■ DATA ROWS ■

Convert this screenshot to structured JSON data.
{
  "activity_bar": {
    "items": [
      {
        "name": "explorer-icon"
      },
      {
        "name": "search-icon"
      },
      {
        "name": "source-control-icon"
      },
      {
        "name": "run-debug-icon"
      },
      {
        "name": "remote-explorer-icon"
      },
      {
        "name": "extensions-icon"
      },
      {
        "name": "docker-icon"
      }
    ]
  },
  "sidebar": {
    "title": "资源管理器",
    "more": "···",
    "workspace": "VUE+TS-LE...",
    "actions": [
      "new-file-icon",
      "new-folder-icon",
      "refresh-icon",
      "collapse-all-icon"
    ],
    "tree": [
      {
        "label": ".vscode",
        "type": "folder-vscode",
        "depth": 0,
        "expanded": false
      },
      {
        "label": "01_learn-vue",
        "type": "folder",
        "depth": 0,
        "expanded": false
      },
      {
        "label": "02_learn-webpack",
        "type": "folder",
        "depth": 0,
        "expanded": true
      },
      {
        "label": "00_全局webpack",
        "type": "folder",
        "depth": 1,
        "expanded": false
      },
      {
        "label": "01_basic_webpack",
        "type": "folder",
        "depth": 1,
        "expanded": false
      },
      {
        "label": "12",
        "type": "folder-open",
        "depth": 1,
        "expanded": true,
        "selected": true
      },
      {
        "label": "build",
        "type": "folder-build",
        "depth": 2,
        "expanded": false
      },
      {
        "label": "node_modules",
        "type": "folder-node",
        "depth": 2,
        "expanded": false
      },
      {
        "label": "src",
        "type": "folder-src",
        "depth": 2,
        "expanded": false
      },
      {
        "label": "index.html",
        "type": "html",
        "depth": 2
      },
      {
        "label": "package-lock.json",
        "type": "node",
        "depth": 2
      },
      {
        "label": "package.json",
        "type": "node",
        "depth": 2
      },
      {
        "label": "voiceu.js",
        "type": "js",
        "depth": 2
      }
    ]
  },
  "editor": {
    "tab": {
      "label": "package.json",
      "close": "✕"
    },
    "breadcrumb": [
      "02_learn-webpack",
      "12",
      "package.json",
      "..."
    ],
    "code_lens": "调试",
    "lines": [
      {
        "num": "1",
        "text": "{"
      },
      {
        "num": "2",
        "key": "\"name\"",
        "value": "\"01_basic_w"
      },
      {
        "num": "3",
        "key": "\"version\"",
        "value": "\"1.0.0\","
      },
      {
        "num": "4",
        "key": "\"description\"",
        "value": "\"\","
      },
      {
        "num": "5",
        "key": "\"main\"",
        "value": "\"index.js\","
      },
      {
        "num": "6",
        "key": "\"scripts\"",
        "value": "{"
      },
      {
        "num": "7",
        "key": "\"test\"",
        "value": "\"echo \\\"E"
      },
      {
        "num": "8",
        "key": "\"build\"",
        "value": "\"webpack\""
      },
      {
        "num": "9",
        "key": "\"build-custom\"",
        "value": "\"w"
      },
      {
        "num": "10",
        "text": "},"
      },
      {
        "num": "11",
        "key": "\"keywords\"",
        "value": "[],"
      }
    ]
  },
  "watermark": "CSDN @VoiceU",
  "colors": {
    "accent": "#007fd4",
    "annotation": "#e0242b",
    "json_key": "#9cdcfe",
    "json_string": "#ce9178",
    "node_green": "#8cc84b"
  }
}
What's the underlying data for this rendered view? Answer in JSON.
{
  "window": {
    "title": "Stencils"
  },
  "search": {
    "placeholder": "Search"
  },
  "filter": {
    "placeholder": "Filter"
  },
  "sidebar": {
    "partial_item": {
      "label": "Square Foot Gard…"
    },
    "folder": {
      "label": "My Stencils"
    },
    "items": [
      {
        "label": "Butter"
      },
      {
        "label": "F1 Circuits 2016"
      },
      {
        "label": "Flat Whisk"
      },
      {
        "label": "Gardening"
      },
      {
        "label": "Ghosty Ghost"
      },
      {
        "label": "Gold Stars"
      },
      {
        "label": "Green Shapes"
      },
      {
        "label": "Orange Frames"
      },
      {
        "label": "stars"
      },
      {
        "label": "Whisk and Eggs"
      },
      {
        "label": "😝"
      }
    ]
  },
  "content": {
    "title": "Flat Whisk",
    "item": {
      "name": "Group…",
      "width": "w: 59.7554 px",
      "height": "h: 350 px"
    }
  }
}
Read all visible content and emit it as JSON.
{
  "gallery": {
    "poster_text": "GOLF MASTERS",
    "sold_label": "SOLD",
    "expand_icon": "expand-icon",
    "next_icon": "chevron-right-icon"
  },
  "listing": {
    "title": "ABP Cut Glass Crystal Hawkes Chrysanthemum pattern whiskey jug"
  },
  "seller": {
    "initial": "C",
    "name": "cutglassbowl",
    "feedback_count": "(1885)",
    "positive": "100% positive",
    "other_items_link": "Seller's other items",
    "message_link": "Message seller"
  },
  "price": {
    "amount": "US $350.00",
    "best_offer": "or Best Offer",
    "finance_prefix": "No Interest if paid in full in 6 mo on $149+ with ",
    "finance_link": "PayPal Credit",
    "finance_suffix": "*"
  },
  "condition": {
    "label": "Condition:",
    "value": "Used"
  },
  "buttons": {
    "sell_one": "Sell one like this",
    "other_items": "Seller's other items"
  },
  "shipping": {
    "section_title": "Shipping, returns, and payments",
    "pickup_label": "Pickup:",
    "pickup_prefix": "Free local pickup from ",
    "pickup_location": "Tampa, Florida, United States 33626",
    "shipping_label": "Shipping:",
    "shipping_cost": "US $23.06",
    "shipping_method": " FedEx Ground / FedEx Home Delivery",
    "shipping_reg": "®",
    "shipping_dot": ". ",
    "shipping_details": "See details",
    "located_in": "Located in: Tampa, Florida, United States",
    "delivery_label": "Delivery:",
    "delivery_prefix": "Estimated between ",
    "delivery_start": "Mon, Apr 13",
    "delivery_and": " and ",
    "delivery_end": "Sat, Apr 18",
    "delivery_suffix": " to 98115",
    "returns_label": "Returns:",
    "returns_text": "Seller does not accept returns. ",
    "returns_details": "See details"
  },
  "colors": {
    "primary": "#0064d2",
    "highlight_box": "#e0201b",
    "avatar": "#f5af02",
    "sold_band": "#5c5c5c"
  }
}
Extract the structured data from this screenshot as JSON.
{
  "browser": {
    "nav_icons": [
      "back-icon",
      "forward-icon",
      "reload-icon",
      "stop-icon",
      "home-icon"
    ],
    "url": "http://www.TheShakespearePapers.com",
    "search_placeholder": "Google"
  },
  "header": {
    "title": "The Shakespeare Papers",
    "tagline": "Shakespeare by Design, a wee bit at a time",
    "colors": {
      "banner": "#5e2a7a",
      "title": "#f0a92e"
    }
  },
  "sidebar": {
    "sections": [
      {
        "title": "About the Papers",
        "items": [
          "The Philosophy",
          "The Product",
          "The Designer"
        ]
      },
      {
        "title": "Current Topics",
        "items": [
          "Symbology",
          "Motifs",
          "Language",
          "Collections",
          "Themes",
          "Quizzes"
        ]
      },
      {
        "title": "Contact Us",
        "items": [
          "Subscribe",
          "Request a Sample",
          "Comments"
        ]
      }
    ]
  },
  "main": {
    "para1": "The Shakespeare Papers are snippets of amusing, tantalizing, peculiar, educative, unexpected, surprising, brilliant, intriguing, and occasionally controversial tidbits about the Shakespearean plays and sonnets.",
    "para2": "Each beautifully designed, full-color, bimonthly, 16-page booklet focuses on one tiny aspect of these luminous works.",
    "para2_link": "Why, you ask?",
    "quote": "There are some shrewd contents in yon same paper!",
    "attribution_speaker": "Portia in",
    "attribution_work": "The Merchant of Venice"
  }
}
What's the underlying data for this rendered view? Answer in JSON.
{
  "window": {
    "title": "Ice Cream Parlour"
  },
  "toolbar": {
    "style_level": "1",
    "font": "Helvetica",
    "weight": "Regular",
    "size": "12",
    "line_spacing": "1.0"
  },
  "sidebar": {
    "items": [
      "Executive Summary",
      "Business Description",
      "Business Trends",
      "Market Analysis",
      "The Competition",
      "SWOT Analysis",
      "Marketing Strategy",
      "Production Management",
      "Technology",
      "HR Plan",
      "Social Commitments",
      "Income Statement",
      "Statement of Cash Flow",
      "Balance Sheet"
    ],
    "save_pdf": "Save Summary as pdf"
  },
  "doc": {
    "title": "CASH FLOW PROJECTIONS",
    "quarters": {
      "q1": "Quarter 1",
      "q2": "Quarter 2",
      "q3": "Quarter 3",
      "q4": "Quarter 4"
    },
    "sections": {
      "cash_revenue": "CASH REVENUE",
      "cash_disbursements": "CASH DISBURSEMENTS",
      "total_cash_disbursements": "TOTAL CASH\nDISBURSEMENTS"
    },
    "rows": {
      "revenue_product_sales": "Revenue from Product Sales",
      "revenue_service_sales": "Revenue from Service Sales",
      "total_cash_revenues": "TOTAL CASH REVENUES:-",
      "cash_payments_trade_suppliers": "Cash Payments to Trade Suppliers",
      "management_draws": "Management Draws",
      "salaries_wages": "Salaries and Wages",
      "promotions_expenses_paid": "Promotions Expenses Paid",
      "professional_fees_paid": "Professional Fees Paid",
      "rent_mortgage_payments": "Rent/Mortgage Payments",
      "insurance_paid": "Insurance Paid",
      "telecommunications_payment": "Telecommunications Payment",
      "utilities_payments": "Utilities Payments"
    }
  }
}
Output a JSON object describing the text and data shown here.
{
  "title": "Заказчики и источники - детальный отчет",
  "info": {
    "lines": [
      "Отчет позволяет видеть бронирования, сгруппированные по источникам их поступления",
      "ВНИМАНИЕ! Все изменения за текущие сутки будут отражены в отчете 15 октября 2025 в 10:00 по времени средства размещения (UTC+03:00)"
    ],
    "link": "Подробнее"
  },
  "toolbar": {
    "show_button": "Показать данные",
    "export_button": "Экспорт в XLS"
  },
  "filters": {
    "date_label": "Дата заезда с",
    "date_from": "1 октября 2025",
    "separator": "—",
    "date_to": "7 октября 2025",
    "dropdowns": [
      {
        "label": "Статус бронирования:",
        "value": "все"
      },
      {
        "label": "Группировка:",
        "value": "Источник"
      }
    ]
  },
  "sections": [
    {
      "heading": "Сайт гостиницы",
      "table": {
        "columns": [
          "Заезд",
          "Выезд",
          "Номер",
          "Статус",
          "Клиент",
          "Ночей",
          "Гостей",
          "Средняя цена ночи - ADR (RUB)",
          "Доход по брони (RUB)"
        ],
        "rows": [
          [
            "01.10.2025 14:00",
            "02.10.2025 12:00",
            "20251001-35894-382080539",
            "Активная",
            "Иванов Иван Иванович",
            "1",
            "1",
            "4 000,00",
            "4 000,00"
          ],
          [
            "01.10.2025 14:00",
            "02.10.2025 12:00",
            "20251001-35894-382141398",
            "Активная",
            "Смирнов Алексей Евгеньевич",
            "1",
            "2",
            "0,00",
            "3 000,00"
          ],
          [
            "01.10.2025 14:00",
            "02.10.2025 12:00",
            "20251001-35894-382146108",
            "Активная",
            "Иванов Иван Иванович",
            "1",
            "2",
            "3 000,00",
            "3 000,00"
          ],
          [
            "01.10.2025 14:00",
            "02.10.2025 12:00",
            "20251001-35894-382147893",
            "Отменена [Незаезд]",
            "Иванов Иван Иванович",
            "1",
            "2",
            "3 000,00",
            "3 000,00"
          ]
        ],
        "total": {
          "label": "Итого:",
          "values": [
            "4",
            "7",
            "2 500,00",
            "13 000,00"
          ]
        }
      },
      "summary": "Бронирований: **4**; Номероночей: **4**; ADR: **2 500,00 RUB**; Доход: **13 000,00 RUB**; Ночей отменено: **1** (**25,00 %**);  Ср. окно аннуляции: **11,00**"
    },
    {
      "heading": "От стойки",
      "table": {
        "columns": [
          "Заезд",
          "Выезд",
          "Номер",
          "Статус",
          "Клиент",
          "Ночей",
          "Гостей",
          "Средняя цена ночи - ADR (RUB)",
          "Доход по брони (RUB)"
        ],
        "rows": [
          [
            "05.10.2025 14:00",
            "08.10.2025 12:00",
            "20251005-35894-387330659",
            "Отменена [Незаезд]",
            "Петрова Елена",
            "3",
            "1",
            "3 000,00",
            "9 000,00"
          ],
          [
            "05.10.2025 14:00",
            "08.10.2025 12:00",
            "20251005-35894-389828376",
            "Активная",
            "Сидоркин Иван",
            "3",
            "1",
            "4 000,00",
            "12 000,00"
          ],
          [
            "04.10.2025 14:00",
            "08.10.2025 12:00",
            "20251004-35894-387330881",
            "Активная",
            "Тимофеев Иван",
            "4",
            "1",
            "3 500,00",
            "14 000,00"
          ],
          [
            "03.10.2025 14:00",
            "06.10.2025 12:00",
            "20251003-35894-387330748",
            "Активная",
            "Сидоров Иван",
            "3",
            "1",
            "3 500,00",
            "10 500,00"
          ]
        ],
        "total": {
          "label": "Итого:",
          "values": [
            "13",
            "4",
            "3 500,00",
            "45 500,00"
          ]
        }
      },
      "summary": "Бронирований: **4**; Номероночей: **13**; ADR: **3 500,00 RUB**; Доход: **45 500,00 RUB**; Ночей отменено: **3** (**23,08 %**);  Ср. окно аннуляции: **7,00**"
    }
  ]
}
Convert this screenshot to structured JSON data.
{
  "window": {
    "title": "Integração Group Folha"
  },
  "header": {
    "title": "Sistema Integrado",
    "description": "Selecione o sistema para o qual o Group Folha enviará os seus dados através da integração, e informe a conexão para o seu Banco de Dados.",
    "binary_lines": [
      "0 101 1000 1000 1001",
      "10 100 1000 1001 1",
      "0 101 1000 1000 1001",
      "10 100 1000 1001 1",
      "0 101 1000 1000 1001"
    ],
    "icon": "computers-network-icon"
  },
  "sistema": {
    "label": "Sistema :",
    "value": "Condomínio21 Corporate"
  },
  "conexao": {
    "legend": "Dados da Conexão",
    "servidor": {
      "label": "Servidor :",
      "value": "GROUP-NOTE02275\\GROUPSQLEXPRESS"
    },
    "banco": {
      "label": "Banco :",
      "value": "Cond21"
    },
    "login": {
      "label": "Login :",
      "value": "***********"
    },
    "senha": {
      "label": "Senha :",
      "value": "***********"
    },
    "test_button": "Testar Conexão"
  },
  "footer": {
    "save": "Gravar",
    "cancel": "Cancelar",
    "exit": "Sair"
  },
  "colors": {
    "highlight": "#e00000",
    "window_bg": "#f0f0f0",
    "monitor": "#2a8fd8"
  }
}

■ WHAT TO WORK ON ■
Find and copy each line above that includes the string "details".

■ RESULT OF THE EXERCISE ■
    "shipping_details": "See details",
    "returns_details": "See details"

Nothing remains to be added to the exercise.